• _What the task requires_
Pick every line from the data that holds the word "Jaudas".
☆ ☆ ☆ ☆
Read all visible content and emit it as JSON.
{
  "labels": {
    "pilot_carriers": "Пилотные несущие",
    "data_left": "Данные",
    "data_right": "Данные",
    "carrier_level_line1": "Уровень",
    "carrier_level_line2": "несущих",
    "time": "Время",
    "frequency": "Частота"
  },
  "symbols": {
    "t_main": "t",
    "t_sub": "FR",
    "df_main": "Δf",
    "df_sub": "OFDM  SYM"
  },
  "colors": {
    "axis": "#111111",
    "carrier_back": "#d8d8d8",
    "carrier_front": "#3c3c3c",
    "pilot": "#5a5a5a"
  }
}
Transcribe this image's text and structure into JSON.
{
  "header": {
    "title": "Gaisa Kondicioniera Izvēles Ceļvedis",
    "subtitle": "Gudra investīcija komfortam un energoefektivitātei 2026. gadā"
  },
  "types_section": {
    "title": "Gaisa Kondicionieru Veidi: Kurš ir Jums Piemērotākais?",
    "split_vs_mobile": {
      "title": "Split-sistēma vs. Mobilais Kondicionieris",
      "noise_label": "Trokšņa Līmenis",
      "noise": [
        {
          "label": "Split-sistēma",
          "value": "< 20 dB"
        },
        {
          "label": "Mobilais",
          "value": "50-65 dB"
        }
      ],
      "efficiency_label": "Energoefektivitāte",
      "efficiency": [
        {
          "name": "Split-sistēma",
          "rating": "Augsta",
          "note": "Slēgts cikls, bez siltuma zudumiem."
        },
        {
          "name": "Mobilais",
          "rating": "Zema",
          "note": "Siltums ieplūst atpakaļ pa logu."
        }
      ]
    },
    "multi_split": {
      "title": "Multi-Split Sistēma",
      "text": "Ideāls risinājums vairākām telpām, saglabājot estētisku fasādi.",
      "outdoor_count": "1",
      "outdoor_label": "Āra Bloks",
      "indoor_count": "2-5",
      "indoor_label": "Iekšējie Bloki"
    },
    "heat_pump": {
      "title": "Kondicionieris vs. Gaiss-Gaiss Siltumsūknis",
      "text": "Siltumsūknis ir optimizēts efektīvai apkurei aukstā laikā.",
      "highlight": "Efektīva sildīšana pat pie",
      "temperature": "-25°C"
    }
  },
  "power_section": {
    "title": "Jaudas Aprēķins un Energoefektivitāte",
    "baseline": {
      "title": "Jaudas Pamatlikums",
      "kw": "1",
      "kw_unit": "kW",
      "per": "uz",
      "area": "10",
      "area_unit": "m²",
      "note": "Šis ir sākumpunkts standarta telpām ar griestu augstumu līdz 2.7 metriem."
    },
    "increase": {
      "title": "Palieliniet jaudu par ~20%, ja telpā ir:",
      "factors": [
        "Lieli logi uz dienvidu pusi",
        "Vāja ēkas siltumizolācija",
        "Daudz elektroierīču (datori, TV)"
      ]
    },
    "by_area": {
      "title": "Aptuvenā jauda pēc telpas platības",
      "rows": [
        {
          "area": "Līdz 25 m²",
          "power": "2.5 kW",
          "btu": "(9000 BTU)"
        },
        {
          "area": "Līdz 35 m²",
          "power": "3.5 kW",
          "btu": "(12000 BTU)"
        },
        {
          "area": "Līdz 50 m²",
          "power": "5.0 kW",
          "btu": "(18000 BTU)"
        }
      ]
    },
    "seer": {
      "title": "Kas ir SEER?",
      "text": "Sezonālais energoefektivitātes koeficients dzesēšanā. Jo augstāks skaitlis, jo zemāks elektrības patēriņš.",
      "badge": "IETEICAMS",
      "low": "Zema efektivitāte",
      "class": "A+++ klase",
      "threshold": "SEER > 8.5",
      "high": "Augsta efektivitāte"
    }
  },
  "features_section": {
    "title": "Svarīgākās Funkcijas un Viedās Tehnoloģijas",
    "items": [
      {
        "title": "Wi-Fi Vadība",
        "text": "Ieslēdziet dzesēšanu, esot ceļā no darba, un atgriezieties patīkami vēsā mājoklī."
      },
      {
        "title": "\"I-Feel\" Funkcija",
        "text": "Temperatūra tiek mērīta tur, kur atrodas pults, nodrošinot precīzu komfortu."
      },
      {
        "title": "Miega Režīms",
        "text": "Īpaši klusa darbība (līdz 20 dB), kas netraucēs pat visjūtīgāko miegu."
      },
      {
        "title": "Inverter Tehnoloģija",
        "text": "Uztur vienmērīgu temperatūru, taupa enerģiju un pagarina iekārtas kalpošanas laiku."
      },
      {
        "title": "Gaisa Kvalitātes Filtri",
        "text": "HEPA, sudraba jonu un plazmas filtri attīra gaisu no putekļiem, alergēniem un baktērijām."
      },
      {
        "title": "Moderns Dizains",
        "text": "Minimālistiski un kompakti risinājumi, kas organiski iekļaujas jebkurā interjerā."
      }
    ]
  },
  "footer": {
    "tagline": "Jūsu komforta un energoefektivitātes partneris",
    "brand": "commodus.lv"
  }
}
☆ ☆ ☆ ☆
• _Full response_
    "title": "Jaudas Aprēķins un Energoefektivitāte",
      "title": "Jaudas Pamatlikums",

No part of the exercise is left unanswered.